Entries from a page text dataset
+===+

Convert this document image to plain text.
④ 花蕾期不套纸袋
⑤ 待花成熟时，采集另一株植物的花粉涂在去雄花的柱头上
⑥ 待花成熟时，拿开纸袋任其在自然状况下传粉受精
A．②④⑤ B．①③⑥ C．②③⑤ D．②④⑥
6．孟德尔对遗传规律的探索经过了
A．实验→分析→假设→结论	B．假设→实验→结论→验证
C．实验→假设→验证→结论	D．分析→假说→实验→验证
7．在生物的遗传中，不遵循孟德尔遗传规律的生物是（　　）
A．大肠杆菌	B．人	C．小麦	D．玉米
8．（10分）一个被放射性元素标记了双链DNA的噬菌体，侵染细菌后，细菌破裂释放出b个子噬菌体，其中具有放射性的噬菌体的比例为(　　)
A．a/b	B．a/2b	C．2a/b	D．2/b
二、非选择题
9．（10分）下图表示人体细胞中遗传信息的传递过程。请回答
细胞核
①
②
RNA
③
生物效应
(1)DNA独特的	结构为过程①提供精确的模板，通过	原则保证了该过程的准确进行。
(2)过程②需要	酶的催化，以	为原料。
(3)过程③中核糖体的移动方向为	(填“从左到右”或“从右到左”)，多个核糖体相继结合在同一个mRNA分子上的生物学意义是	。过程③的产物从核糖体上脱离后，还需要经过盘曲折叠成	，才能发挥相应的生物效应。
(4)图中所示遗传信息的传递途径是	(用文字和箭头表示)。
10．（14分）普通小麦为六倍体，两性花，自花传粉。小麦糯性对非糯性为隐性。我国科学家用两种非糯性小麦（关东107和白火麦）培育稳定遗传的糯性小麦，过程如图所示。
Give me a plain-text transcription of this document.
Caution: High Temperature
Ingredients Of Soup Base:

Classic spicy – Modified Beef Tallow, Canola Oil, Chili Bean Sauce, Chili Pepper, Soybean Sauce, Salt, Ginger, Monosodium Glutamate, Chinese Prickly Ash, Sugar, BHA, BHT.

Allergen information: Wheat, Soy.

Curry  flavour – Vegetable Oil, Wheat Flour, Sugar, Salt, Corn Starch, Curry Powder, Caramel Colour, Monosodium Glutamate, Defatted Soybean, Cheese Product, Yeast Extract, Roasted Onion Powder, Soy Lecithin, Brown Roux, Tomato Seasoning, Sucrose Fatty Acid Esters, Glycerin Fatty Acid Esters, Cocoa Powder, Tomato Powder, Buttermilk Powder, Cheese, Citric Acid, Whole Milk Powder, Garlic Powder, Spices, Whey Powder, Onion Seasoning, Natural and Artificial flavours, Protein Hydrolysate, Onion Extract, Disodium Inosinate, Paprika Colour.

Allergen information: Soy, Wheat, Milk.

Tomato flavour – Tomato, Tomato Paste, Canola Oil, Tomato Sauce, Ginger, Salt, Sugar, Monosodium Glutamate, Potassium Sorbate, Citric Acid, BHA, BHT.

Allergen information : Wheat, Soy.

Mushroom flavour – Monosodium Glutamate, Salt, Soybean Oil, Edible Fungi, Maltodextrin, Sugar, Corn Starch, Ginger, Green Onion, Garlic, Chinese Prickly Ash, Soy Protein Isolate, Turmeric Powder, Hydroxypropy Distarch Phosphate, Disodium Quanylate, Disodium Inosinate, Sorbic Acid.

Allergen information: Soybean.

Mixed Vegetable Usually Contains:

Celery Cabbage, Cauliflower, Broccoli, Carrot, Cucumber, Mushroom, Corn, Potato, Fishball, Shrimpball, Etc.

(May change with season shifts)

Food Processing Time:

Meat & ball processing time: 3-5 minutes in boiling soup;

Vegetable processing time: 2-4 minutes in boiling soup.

+===+

> WORK ITEM
An exact, complete copy of the records is the expected answer.

> SOLUTION TO THIS TASK
Convert this document image to plain text.
④ 花蕾期不套纸袋
⑤ 待花成熟时，采集另一株植物的花粉涂在去雄花的柱头上
⑥ 待花成熟时，拿开纸袋任其在自然状况下传粉受精
A．②④⑤ B．①③⑥ C．②③⑤ D．②④⑥
6．孟德尔对遗传规律的探索经过了
A．实验→分析→假设→结论	B．假设→实验→结论→验证
C．实验→假设→验证→结论	D．分析→假说→实验→验证
7．在生物的遗传中，不遵循孟德尔遗传规律的生物是（　　）
A．大肠杆菌	B．人	C．小麦	D．玉米
8．（10分）一个被放射性元素标记了双链DNA的噬菌体，侵染细菌后，细菌破裂释放出b个子噬菌体，其中具有放射性的噬菌体的比例为(　　)
A．a/b	B．a/2b	C．2a/b	D．2/b
二、非选择题
9．（10分）下图表示人体细胞中遗传信息的传递过程。请回答
细胞核
①
②
RNA
③
生物效应
(1)DNA独特的	结构为过程①提供精确的模板，通过	原则保证了该过程的准确进行。
(2)过程②需要	酶的催化，以	为原料。
(3)过程③中核糖体的移动方向为	(填“从左到右”或“从右到左”)，多个核糖体相继结合在同一个mRNA分子上的生物学意义是	。过程③的产物从核糖体上脱离后，还需要经过盘曲折叠成	，才能发挥相应的生物效应。
(4)图中所示遗传信息的传递途径是	(用文字和箭头表示)。
10．（14分）普通小麦为六倍体，两性花，自花传粉。小麦糯性对非糯性为隐性。我国科学家用两种非糯性小麦（关东107和白火麦）培育稳定遗传的糯性小麦，过程如图所示。
Give me a plain-text transcription of this document.
Caution: High Temperature
Ingredients Of Soup Base:

Classic spicy – Modified Beef Tallow, Canola Oil, Chili Bean Sauce, Chili Pepper, Soybean Sauce, Salt, Ginger, Monosodium Glutamate, Chinese Prickly Ash, Sugar, BHA, BHT.

Allergen information: Wheat, Soy.

Curry  flavour – Vegetable Oil, Wheat Flour, Sugar, Salt, Corn Starch, Curry Powder, Caramel Colour, Monosodium Glutamate, Defatted Soybean, Cheese Product, Yeast Extract, Roasted Onion Powder, Soy Lecithin, Brown Roux, Tomato Seasoning, Sucrose Fatty Acid Esters, Glycerin Fatty Acid Esters, Cocoa Powder, Tomato Powder, Buttermilk Powder, Cheese, Citric Acid, Whole Milk Powder, Garlic Powder, Spices, Whey Powder, Onion Seasoning, Natural and Artificial flavours, Protein Hydrolysate, Onion Extract, Disodium Inosinate, Paprika Colour.

Allergen information: Soy, Wheat, Milk.

Tomato flavour – Tomato, Tomato Paste, Canola Oil, Tomato Sauce, Ginger, Salt, Sugar, Monosodium Glutamate, Potassium Sorbate, Citric Acid, BHA, BHT.

Allergen information : Wheat, Soy.

Mushroom flavour – Monosodium Glutamate, Salt, Soybean Oil, Edible Fungi, Maltodextrin, Sugar, Corn Starch, Ginger, Green Onion, Garlic, Chinese Prickly Ash, Soy Protein Isolate, Turmeric Powder, Hydroxypropy Distarch Phosphate, Disodium Quanylate, Disodium Inosinate, Sorbic Acid.

Allergen information: Soybean.

Mixed Vegetable Usually Contains:

Celery Cabbage, Cauliflower, Broccoli, Carrot, Cucumber, Mushroom, Corn, Potato, Fishball, Shrimpball, Etc.

(May change with season shifts)

Food Processing Time:

Meat & ball processing time: 3-5 minutes in boiling soup;

Vegetable processing time: 2-4 minutes in boiling soup.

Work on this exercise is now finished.